As a part of the atherosclerotic process and considered as ectopic deposition of bone components, artery calcification was found highly associated with WMHs, lacunes, and CMBs (5). Serum phosphate (P), calcium (Ca), and calcium-phosphate product (Ca × P) are calcium and phosphorus metabolism (CPM)-related factors. In extreme cases, such as chronic kidney diseases (CKD), disturbance of CPM homeostasis can result in ectopic vascular calcification in blood vessels, as well as elevated P levels and increased Ca × P (6). Lower dialysate Ca concentration can decrease aortic stiffness and carotid intima-media thickness (7). However, less attention has been paid to the potential involvement of CPM disturbance in patients with CSVD without CPM disorders.

Materials and Methods

Subjects and Setting

From 01 April 2016 to 31 July 2018, there were 1,102 individuals admitted to the First Affiliated Hospital of Wenzhou Medical University. All individuals had to meet the following inclusion criteria: patients with symptomatic stroke within 1 month of acute onset; cooperate with physical examination and National Institutes of Health Neurological Deficit Score (NIHSS) scoring; cranial MR examination after admission; and signed informed consent. The subjects were excluded if they lack serum Ca and P tests, or had any diseases that could influence CPM, including chronic kidney disease with blood creatinine level >186 μmol/L, bone metastasis of malignant tumor, parathyroid disease, and pituitary disorder (Figure 1). After exclusion, 588 patients were included in this study. Among them, 140 patients without any sign of CSVD were categorized as “no CSVD group,” and 448 with any sign of CSVD in the cranial MR images were categorized as “CSVD group.” Within the CSVD group, 212 patients were presented with scattered lacunes, and 236 were presented with multiple lacunes. Notably, 100 of the included cases had WMHs, and 55 of the included cases had CMBs. Cases with overlapping subtypes were repeated included in each subtype.

FIGURE 1

Figure 1. Flow diagram showing the patient selection and data analysis.

Ascertainment of CSVD

Cerebral small vessel diseases are presented with single or combined signs of lacunes, WMHs, and CMBs on MR imaging (2). Lacunes are shown as hypointense lesions with the hyperintense rim on FLARE and T1 and hyperintense signal on T2 in the white matter, basal ganglia, pons, or brainstem. The diameter of the lesions ranges from 3 to15 mm, and the shape of the lesions can be rounded, ovoid, or tubular. Recent small ischemic lacunes are also included in the lacunes identified by hyperintense on DWI, T2, and FLAIR and hypointense on T1, with a usual diameter ≤ 20 mm. WMHs are diagnosed when Fazekas score ≥2. Abnormal WMHs are usually symmetrically and bilaterally distributed in the white matter of the pons and brainstem area and can also occur in deep gray matter. They show patchy or confluent hyperintense signals on T2 or FLAIR. CMBs are defined as small round and homogeneous hypointense foci on T2-weighted MRI and susceptibility-weighted imaging.

> _Record extracts_:
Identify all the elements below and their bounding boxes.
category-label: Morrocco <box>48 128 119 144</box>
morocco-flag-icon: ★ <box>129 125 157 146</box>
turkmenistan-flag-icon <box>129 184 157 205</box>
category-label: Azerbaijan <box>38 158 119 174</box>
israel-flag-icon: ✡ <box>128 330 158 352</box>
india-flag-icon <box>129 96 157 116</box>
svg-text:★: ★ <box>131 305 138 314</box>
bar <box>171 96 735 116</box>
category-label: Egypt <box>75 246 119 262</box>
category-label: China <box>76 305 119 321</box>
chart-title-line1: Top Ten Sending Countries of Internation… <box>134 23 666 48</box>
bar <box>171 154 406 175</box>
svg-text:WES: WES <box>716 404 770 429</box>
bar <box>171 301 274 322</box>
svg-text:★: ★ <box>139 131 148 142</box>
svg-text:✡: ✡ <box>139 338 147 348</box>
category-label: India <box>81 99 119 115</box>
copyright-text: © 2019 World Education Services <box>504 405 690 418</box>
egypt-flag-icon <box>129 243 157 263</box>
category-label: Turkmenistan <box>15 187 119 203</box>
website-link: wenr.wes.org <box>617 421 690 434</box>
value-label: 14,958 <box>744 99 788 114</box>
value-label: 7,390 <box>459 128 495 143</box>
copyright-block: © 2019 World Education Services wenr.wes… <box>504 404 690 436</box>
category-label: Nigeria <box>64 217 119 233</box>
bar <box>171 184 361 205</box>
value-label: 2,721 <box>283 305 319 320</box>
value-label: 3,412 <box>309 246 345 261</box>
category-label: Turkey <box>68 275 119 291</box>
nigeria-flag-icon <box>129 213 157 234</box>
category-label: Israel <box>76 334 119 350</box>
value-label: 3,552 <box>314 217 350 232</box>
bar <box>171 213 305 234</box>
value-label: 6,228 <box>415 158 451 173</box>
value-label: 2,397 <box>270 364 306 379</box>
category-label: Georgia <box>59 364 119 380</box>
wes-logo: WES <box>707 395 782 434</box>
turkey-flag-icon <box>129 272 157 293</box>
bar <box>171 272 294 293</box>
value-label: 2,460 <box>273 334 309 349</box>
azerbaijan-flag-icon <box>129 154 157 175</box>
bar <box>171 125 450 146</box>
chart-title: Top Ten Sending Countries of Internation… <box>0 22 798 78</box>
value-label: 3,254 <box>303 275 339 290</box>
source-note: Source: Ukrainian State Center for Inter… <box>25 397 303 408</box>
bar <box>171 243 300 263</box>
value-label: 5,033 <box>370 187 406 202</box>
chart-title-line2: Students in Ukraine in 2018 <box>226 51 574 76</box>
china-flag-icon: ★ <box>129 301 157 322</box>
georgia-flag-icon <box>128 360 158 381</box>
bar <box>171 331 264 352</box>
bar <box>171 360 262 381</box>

> _Requirement_:
Answer these from the study excerpt:
1. How many patients were included in the study after exclusion?
2. What Fazekas score is needed for WMHs to be diagnosed?
3. What is the diameter range of lacune lesions?
Use only the study excerpt, not the entries.

> _Result of this exercise_:
1. 588 patients.
2. A Fazekas score of 2 or higher.
3. From 3 to 15 mm.